Page extract -
+---+
Could the digital economy decide the next general election in Ireland?

30 Mar 2015

In the UK, the countdown to the general elections has begun. Entering the debate for the first time is the digital economy and broadband connectivity. In Ireland in the next year, a key election issue could be broadband.

In the UK the digital economy is a big deal with more than 1.5m jobs at stake. With 38 days to the general election, alongside issues like employment, healthcare and immigration, issues such as broadband and skills may seem to belong in the background but all the parties at play will be trying to flash their digital credentials. Because the digital economy is the economy, stupid.

Questions are already being asked about whether the UK’s target of 100Mbps broadband connectivity as outlined by Chancellor of the Exchequer George Osborne in recent weeks is ambitious enough.

Here in Ireland, a country that has benefited hugely from the tech industry while at the same time experiencing the ravages of unemployment, every day in the national media questions are being raised about when Taoiseach Enda Kenny TD is going to call the next general elections – will he call them sooner than 2016?

If the UK is anything to go by, the various political parties have already begun setting their stalls on broadband and skills. And the same is likely to occur here in Ireland too.

In Ireland, the crux of the matter is employment and without the connectivity and skills of the future people will miss out on job opportunities. While Ireland has improved its penetration of broadband, geographic and economic realities mean that there are still a great many people who cannot receive adequate broadband.

Until they do, people in these broadband-deprived areas will not reap the same economic opportunities as others such as the ability to work from home, start businesses and do basic things like apply for jobs or pay their motor taxes. Anyone who thinks broadband is just for viewing movies on Netflix is delusional.
+---+
Extracted material -
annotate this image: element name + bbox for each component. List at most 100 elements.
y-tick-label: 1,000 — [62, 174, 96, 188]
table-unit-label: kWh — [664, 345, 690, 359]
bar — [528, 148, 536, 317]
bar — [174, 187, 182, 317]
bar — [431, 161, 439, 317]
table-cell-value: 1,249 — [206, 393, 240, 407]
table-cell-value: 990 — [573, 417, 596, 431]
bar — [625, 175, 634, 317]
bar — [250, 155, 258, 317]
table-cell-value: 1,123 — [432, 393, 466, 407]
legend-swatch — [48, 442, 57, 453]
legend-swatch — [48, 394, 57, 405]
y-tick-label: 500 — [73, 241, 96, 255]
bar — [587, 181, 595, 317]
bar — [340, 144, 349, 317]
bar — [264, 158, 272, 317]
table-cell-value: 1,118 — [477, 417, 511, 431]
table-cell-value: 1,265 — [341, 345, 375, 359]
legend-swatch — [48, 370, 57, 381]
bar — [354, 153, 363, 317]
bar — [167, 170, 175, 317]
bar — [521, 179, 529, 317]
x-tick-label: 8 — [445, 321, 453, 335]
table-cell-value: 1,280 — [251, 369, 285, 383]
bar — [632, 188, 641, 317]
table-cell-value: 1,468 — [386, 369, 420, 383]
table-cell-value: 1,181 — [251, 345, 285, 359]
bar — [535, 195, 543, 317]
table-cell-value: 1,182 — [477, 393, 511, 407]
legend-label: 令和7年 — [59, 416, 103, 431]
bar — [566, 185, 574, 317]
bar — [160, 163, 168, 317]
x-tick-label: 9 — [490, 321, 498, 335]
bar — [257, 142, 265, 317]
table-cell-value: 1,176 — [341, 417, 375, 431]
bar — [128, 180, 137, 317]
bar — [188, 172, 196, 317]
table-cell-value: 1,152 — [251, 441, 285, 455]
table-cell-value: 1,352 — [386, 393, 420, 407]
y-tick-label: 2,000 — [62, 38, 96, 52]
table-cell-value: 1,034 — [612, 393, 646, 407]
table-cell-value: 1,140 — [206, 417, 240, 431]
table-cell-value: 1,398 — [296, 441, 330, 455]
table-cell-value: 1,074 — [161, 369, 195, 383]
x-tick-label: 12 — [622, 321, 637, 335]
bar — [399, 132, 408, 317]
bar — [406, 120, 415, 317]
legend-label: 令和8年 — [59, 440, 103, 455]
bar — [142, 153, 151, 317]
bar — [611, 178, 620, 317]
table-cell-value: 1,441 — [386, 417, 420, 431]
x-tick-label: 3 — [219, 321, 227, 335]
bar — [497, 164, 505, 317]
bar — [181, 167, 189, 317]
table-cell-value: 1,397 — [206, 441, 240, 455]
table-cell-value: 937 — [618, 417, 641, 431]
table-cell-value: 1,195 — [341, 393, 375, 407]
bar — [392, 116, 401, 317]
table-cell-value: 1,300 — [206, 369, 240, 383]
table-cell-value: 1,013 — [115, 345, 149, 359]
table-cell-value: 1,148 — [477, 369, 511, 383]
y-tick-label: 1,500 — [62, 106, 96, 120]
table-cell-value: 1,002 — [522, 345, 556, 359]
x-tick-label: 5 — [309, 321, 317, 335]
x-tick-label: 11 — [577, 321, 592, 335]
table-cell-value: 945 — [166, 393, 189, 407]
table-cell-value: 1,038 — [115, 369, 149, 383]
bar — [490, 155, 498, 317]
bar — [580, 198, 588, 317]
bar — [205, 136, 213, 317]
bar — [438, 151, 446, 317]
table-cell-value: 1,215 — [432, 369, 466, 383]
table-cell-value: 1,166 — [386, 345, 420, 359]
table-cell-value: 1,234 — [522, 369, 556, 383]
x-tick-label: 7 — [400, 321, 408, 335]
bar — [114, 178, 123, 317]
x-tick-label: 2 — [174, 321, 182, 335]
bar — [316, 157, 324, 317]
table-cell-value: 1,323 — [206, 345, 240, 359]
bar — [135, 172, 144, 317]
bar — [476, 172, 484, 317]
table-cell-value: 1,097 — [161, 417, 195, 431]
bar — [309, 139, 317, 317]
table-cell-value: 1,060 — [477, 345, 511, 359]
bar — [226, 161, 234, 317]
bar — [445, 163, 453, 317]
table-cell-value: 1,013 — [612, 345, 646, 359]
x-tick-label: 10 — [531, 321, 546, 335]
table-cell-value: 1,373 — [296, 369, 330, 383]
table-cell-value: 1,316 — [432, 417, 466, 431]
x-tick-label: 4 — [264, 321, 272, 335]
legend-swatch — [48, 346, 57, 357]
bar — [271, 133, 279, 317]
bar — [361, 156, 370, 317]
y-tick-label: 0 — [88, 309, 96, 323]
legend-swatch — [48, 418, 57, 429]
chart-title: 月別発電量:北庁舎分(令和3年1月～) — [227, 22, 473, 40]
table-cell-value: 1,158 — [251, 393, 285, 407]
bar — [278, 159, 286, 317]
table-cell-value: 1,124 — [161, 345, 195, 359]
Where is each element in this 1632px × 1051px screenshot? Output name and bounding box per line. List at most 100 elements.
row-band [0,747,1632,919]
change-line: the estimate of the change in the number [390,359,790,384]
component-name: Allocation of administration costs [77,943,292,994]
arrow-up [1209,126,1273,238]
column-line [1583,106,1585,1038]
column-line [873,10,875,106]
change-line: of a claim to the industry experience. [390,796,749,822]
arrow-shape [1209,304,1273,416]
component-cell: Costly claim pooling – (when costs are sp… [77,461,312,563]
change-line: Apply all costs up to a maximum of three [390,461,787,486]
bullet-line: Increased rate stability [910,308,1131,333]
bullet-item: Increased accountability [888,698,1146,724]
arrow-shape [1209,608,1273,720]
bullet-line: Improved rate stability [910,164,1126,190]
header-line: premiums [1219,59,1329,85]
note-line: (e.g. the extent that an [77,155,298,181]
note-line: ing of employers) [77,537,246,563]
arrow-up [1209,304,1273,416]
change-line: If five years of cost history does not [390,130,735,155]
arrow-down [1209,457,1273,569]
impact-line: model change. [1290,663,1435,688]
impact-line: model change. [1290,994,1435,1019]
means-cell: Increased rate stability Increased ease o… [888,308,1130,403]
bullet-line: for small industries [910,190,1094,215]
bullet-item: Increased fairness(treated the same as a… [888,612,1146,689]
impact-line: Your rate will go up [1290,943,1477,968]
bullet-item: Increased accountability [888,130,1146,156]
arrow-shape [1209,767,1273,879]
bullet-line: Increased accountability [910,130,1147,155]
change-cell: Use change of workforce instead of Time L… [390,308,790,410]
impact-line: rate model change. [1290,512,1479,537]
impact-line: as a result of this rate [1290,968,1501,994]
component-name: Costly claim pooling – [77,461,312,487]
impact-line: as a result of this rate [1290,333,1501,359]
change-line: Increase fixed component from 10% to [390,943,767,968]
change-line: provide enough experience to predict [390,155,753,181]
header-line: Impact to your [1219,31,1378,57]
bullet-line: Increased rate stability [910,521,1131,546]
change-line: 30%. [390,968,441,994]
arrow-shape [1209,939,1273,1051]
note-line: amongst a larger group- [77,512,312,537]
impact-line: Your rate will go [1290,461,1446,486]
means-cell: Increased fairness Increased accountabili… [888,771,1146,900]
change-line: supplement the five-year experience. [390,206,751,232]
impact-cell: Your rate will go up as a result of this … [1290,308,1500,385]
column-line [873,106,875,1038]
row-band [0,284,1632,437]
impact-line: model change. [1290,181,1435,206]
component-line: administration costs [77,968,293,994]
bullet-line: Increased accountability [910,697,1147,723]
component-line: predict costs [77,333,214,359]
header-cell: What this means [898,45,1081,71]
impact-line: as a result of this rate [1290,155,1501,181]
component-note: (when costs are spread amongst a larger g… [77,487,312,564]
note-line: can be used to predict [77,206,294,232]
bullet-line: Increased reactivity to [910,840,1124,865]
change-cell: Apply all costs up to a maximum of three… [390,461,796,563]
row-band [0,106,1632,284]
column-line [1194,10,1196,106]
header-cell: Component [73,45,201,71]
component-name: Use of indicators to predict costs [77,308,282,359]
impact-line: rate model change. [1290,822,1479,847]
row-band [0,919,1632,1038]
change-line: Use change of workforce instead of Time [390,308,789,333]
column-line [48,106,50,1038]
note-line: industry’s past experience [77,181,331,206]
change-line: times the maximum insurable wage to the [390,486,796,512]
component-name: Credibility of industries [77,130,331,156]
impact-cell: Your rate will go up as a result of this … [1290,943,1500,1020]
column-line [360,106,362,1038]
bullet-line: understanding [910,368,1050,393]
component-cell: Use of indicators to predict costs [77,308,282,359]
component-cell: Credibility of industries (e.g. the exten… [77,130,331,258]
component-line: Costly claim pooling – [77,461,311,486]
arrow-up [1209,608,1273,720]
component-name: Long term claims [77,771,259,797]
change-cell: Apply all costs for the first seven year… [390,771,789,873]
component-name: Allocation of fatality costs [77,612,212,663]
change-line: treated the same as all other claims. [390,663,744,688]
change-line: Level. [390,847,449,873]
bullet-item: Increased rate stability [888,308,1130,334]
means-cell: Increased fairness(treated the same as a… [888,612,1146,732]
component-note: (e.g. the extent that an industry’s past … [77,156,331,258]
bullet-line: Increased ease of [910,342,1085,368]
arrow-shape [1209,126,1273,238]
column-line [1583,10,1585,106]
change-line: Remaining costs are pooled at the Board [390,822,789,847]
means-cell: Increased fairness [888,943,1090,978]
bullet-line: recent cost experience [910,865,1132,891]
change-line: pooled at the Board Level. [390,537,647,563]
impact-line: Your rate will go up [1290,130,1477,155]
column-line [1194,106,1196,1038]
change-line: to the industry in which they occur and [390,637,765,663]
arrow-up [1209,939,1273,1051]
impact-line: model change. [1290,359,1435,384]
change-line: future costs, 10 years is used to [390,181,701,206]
+---+
Required actions -
1. Decide whether each statement agrees with the broadband article, giving yes or no and the deciding words of the article: (a) In the UK, more than 1.5 million jobs depend on the digital economy. (b) The UK's 100Mbps broadband target was outlined by Enda Kenny. (c) Everyone in Ireland can now receive adequate broadband.
2. Summarize the broadband article in two sentences.
Answer from the broadband article alone, not from the data.

Results of the exercise -
1.
(a) Yes: "In the UK the digital economy is a big deal with more than 1.5m jobs at stake."
(b) No: "as outlined by Chancellor of the Exchequer George Osborne in recent weeks"
(c) No: "there are still a great many people who cannot receive adequate broadband."

2. In the UK, the digital economy and broadband connectivity have entered the general election debate for the first time, and the parties have already begun setting out their positions on broadband and skills. The same is likely in Ireland, where broadband could be a key election issue because many people still cannot receive adequate broadband and so miss out on job and economic opportunities.